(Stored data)
☆ ☆ ☆ ☆ ☆ ☆ ☆

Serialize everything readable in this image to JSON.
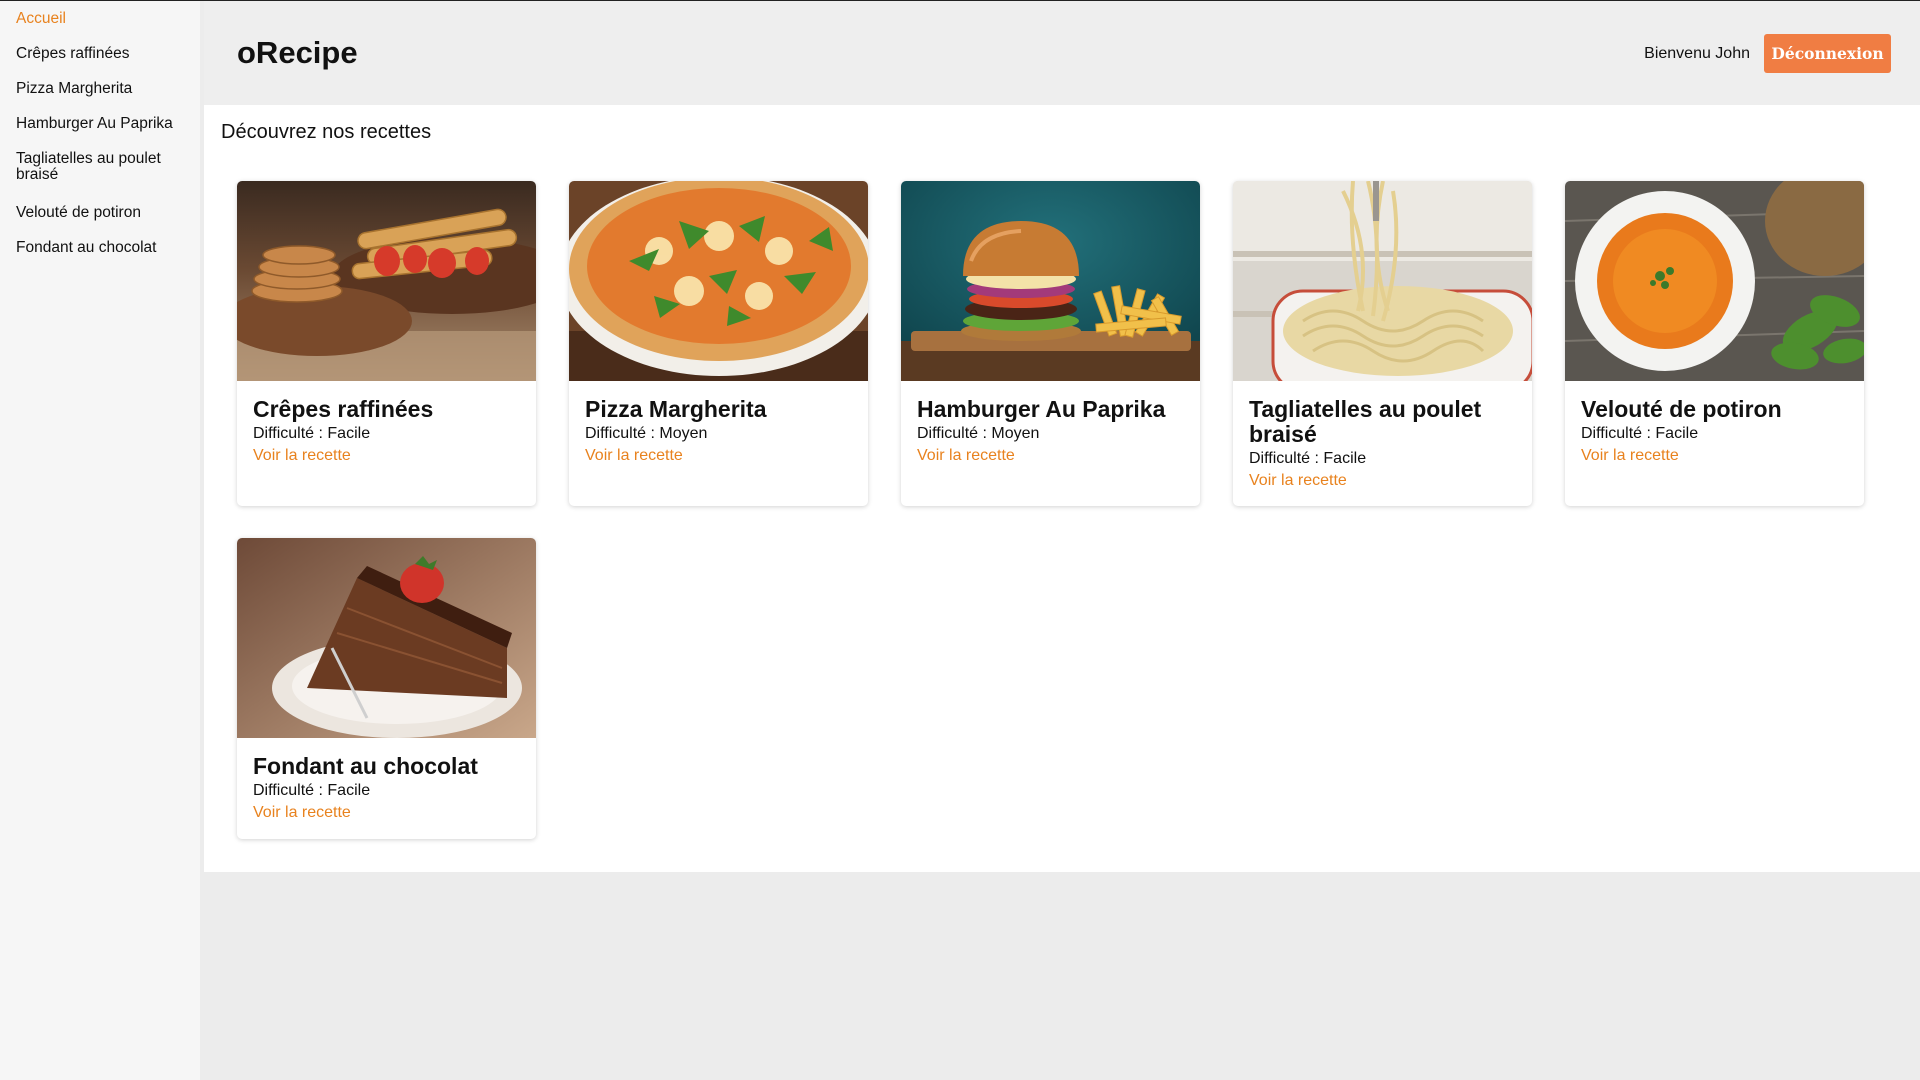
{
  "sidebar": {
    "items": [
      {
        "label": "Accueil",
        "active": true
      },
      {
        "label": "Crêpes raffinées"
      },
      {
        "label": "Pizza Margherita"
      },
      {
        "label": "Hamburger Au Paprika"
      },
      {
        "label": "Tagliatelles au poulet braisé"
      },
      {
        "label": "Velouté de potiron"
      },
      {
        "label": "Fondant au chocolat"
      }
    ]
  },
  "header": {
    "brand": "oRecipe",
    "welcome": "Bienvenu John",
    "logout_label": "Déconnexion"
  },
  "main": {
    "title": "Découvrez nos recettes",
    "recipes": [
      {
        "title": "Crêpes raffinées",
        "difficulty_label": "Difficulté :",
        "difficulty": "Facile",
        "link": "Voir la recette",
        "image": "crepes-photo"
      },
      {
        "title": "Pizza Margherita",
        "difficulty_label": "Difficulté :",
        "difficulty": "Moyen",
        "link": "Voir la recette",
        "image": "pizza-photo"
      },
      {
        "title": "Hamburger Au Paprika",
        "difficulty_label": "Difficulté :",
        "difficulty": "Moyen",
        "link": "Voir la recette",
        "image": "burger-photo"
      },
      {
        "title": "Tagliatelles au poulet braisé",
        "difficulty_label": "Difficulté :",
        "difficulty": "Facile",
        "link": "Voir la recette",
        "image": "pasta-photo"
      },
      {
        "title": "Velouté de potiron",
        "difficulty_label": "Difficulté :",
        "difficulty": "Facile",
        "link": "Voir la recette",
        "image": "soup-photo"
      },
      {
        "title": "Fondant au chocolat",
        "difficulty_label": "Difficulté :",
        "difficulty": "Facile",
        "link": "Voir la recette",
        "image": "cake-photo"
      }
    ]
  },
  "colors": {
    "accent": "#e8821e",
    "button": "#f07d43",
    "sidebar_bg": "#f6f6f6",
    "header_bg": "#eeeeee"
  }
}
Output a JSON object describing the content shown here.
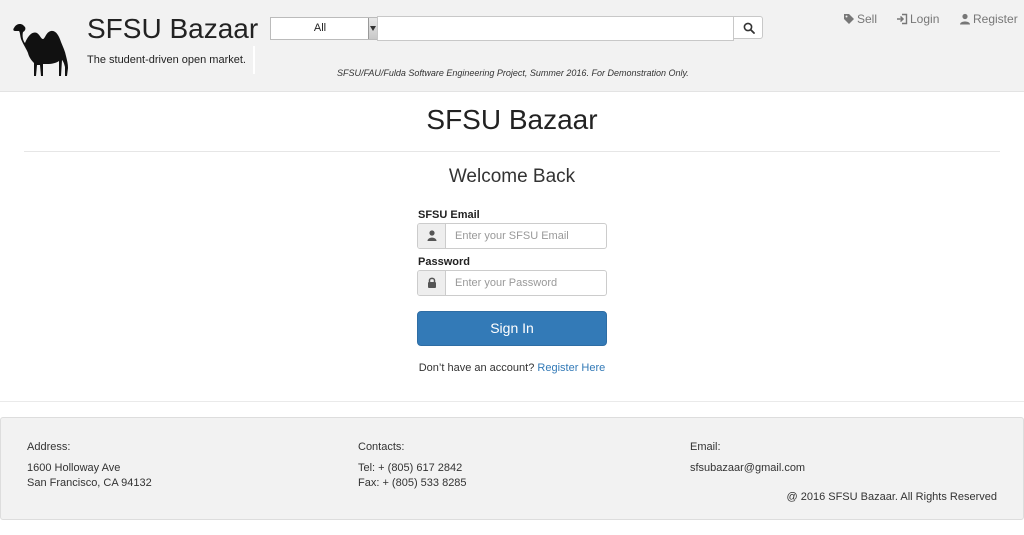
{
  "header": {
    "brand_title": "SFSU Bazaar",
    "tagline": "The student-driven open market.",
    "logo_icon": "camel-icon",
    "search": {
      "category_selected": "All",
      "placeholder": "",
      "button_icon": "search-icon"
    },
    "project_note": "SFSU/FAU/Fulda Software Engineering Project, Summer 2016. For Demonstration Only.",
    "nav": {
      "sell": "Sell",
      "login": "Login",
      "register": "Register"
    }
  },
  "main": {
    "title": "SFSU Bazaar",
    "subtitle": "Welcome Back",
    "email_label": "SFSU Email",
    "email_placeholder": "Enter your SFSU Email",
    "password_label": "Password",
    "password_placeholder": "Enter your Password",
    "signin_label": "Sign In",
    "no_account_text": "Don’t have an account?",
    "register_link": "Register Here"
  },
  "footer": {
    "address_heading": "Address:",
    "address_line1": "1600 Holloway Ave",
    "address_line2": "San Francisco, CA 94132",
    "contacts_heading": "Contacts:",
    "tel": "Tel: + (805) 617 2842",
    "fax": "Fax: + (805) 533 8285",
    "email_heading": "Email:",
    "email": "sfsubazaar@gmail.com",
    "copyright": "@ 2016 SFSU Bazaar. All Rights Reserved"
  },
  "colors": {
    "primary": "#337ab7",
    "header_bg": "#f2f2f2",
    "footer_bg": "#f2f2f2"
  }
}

☆ ☆ ☆ ☆ ☆ ☆ ☆

#### TASK GOAL:
Looking at the records above, work out how many lines include the word "Register", then give that number by itself.

#### IN RESPONSE:
2